Below are some records: retype them all exactly, but not the pictures.

-- START MATERIALS PROVIDED --

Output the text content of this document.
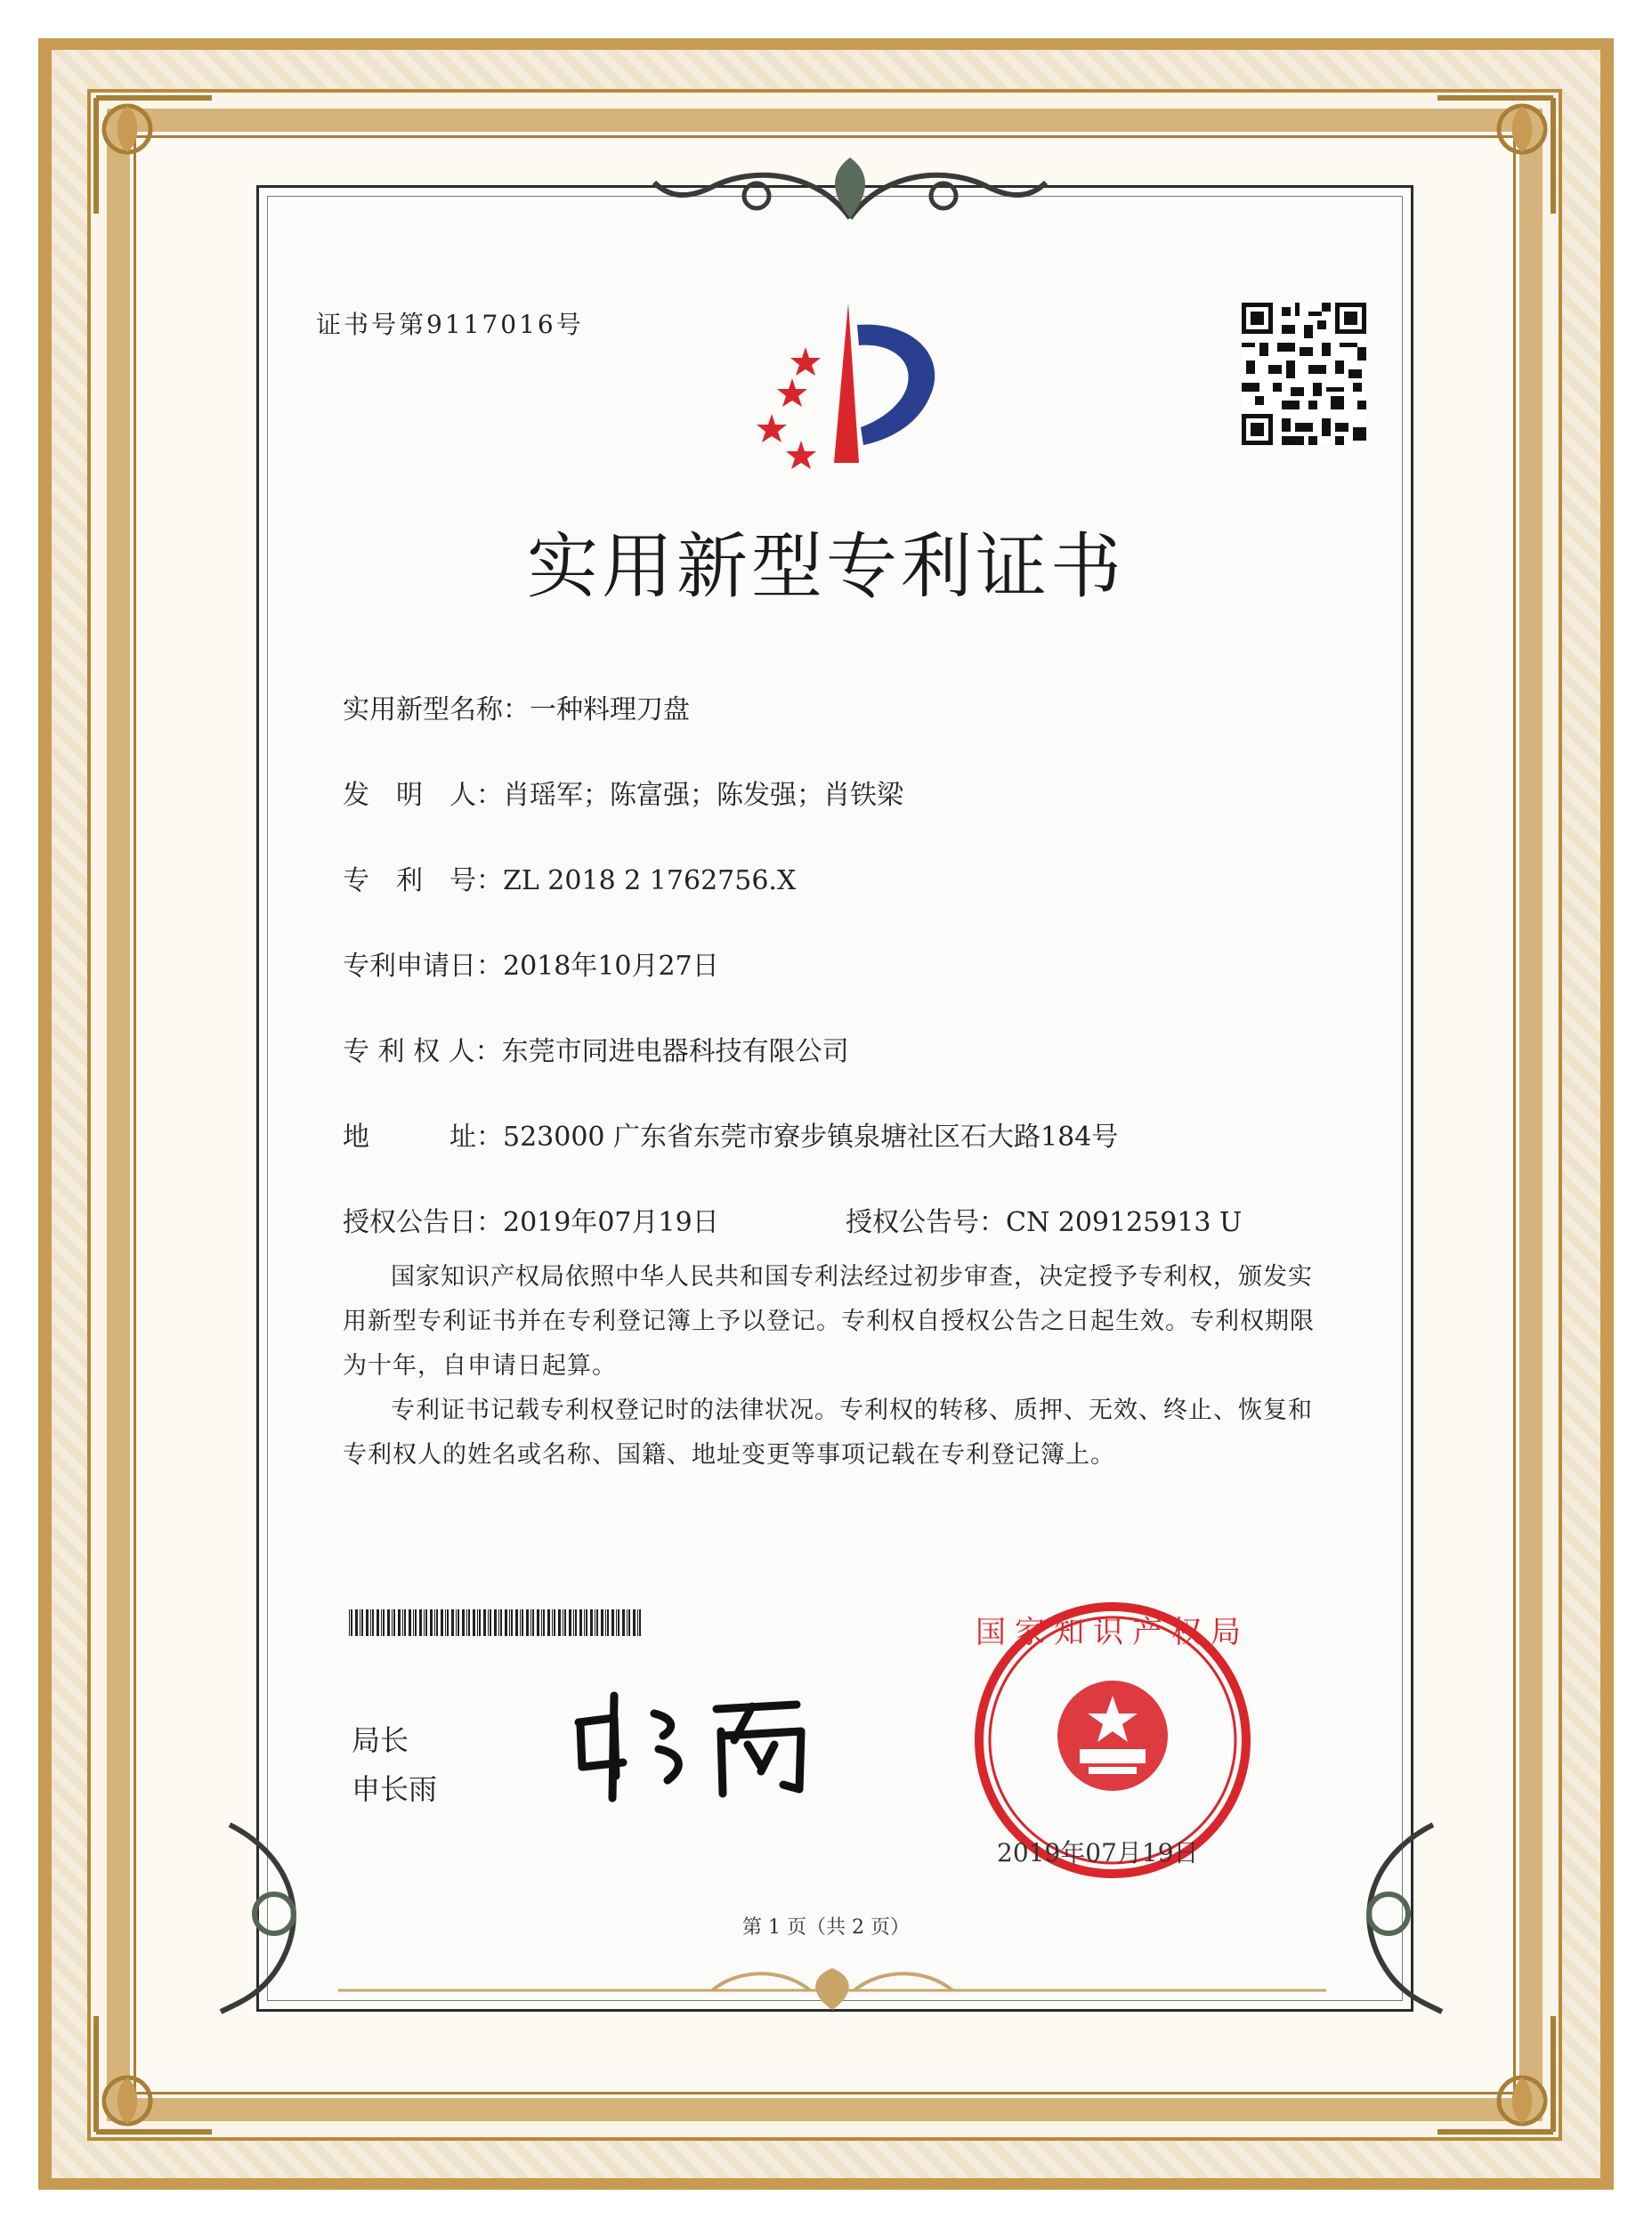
证书号第9117016号
实用新型专利证书
实用新型名称：一种料理刀盘
发　明　人：肖瑶军；陈富强；陈发强；肖铁梁
专　利　号：ZL 2018 2 1762756.X
专利申请日：2018年10月27日
专 利 权 人：东莞市同进电器科技有限公司
地　　　址：523000 广东省东莞市寮步镇泉塘社区石大路184号
授权公告日：2019年07月19日	授权公告号：CN 209125913 U
国家知识产权局依照中华人民共和国专利法经过初步审查，决定授予专利权，颁发实用新型专利证书并在专利登记簿上予以登记。专利权自授权公告之日起生效。专利权期限为十年，自申请日起算。
专利证书记载专利权登记时的法律状况。专利权的转移、质押、无效、终止、恢复和专利权人的姓名或名称、国籍、地址变更等事项记载在专利登记簿上。
局长
申长雨
国家知识产权局
2019年07月19日
第 1 页（共 2 页）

-- END MATERIALS PROVIDED --

EXERCISE OUTPUT
Output the text content of this document.
证书号第9117016号
实用新型专利证书
实用新型名称：一种料理刀盘
发　明　人：肖瑶军；陈富强；陈发强；肖铁梁
专　利　号：ZL 2018 2 1762756.X
专利申请日：2018年10月27日
专 利 权 人：东莞市同进电器科技有限公司
地　　　址：523000 广东省东莞市寮步镇泉塘社区石大路184号
授权公告日：2019年07月19日	授权公告号：CN 209125913 U
国家知识产权局依照中华人民共和国专利法经过初步审查，决定授予专利权，颁发实用新型专利证书并在专利登记簿上予以登记。专利权自授权公告之日起生效。专利权期限为十年，自申请日起算。
专利证书记载专利权登记时的法律状况。专利权的转移、质押、无效、终止、恢复和专利权人的姓名或名称、国籍、地址变更等事项记载在专利登记簿上。
局长
申长雨
国家知识产权局
2019年07月19日
第 1 页（共 2 页）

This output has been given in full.